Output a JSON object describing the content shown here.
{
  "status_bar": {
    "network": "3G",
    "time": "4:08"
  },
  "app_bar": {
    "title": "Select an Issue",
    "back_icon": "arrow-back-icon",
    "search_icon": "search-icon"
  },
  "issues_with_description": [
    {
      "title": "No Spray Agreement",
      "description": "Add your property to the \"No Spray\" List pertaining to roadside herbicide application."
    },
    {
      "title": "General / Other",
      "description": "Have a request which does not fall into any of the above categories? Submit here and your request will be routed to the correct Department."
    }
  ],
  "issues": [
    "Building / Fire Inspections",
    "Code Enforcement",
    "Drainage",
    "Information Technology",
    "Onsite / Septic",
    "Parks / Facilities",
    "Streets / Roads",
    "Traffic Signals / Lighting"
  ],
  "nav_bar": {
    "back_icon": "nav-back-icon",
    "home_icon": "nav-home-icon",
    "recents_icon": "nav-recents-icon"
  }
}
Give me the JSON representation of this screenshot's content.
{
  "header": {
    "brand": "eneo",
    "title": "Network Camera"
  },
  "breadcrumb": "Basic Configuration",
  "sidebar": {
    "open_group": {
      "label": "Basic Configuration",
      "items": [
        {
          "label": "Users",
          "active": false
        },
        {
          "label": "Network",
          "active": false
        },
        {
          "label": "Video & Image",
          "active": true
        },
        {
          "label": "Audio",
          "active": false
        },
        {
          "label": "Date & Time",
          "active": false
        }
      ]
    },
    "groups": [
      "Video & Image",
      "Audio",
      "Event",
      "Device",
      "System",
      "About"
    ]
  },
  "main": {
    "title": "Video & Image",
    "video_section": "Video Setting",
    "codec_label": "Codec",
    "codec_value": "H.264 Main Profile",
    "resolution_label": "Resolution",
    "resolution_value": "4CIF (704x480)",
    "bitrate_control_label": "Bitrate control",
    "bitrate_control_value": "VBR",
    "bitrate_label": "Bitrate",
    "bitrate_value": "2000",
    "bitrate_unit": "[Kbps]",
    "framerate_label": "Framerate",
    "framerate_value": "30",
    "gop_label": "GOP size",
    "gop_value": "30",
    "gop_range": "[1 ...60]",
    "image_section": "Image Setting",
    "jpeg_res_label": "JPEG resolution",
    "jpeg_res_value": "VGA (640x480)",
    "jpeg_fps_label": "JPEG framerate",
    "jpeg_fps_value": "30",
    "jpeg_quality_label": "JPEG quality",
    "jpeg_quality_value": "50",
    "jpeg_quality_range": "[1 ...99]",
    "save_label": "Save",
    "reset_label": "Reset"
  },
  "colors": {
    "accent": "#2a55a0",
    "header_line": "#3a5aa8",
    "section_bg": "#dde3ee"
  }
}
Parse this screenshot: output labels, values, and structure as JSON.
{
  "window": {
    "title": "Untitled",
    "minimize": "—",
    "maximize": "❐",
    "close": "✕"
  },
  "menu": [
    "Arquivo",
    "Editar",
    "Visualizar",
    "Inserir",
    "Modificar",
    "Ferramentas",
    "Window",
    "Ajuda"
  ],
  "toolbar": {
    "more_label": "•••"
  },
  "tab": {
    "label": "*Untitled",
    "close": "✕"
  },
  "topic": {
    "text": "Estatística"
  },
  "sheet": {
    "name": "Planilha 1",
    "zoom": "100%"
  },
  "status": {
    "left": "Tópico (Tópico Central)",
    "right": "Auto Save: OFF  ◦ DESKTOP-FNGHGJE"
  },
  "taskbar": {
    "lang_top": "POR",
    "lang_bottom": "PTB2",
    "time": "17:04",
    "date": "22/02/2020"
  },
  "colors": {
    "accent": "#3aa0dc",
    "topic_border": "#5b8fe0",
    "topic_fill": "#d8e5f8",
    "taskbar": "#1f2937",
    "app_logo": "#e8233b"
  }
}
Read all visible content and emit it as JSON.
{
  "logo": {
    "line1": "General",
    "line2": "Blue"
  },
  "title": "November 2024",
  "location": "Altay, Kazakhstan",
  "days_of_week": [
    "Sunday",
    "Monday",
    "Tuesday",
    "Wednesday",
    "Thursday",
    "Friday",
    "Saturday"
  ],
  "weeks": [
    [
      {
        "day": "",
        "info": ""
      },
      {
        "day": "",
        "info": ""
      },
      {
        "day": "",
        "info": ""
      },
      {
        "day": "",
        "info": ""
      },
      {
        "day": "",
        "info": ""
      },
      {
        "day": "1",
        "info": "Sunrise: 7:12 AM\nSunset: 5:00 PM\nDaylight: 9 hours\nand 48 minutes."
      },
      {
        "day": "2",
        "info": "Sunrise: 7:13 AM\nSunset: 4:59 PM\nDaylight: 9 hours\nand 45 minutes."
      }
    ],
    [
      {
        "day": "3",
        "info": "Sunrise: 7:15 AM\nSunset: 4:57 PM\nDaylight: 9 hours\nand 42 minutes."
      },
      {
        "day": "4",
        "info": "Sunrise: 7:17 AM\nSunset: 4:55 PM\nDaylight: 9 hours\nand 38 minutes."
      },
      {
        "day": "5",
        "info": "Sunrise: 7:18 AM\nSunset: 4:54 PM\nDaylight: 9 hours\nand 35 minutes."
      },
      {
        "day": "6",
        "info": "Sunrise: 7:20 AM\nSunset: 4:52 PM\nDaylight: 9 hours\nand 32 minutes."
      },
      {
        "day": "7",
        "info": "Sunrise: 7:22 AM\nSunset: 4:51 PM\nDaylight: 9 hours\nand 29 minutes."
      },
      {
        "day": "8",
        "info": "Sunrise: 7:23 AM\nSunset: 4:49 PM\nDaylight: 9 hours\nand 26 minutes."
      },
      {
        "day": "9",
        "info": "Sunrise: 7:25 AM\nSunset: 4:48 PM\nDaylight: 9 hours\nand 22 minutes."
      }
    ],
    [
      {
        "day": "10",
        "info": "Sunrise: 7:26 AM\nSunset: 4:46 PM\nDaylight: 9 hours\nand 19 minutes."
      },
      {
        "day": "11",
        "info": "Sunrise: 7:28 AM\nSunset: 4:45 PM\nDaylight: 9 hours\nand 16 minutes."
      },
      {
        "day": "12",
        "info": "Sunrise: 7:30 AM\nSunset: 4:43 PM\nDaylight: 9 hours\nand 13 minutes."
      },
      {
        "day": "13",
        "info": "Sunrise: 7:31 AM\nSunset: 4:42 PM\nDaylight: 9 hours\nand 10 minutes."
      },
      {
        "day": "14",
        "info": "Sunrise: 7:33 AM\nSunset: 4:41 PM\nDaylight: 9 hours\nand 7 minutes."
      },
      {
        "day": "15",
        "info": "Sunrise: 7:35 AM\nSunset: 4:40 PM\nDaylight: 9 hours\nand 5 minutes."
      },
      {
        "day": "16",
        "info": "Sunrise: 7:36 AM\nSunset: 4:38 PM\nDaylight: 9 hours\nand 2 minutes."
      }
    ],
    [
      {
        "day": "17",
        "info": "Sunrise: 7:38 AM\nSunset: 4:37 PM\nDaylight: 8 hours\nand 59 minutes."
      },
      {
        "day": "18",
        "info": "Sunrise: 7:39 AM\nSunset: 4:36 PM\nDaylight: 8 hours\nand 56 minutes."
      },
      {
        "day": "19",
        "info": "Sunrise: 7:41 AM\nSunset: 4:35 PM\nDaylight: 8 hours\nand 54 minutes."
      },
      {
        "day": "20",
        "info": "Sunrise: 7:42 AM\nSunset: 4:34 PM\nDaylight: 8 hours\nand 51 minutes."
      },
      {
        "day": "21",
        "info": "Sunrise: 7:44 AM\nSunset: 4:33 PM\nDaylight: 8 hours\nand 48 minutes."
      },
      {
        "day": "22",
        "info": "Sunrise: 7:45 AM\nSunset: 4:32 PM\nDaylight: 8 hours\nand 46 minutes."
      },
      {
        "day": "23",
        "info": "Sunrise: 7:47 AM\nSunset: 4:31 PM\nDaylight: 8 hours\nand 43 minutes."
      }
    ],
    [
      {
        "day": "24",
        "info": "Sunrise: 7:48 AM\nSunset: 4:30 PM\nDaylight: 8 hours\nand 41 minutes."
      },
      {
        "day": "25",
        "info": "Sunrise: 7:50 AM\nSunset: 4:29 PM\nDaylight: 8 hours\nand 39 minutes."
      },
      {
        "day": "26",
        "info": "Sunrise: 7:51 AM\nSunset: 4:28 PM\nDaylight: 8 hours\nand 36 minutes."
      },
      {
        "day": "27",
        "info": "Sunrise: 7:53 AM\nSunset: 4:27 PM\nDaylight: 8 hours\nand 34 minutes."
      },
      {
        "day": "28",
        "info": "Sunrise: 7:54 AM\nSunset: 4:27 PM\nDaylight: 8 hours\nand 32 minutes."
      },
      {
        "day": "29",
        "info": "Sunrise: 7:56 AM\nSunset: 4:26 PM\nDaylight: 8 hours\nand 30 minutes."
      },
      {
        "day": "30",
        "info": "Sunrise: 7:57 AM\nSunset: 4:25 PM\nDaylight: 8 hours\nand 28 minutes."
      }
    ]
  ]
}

= Written request =
Search the records for the word "Image". Copy every line that has it.

= Solved exercise =
          "label": "Video & Image",
      "Video & Image",
    "title": "Video & Image",
    "image_section": "Image Setting",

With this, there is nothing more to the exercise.